--- Dataset records ---

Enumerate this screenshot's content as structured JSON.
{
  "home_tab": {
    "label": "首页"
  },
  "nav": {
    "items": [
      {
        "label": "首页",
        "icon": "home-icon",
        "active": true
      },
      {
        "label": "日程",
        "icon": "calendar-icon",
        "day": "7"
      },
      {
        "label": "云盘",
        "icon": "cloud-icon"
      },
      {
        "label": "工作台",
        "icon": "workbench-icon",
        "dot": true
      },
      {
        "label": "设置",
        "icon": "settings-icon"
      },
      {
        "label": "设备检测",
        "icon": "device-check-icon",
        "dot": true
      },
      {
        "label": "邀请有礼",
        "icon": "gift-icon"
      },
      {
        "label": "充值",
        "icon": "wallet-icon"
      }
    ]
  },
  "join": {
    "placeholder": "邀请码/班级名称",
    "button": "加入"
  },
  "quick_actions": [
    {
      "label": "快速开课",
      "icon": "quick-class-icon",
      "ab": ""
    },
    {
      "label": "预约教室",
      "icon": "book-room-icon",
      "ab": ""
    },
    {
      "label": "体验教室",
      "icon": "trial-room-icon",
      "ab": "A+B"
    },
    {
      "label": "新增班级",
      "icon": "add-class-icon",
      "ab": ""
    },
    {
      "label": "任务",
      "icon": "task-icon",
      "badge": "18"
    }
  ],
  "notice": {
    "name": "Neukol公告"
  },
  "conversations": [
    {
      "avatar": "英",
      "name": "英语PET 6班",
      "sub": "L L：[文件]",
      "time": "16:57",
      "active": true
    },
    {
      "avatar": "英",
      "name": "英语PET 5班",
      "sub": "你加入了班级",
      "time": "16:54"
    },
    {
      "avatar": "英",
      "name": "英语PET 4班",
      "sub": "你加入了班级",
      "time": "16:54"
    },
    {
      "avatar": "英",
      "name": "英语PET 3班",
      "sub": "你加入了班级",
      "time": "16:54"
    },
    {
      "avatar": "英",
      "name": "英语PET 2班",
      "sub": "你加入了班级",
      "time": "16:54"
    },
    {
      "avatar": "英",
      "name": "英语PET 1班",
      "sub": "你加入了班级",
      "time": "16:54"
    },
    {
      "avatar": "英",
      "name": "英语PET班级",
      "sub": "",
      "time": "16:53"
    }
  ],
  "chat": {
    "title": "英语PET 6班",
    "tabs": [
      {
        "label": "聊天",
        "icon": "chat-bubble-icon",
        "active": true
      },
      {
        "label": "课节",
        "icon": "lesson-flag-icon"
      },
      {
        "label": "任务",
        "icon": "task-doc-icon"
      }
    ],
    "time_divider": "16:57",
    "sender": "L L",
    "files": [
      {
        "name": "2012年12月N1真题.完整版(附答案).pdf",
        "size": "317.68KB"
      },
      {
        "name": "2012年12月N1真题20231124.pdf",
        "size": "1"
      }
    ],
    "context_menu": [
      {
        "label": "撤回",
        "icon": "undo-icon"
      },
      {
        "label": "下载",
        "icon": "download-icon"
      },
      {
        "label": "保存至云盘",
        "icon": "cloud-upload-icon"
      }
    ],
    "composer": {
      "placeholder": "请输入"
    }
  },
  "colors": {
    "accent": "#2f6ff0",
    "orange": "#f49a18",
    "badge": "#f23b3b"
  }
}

---

Problem to work on: Pick out, from the lines above, every one that contains the string "name".

Solved exercise:
    "name": "Neukol公告"
      "name": "英语PET 6班",
      "name": "英语PET 5班",
      "name": "英语PET 4班",
      "name": "英语PET 3班",
      "name": "英语PET 2班",
      "name": "英语PET 1班",
      "name": "英语PET班级",
        "name": "2012年12月N1真题.完整版(附答案).pdf",
        "name": "2012年12月N1真题20231124.pdf",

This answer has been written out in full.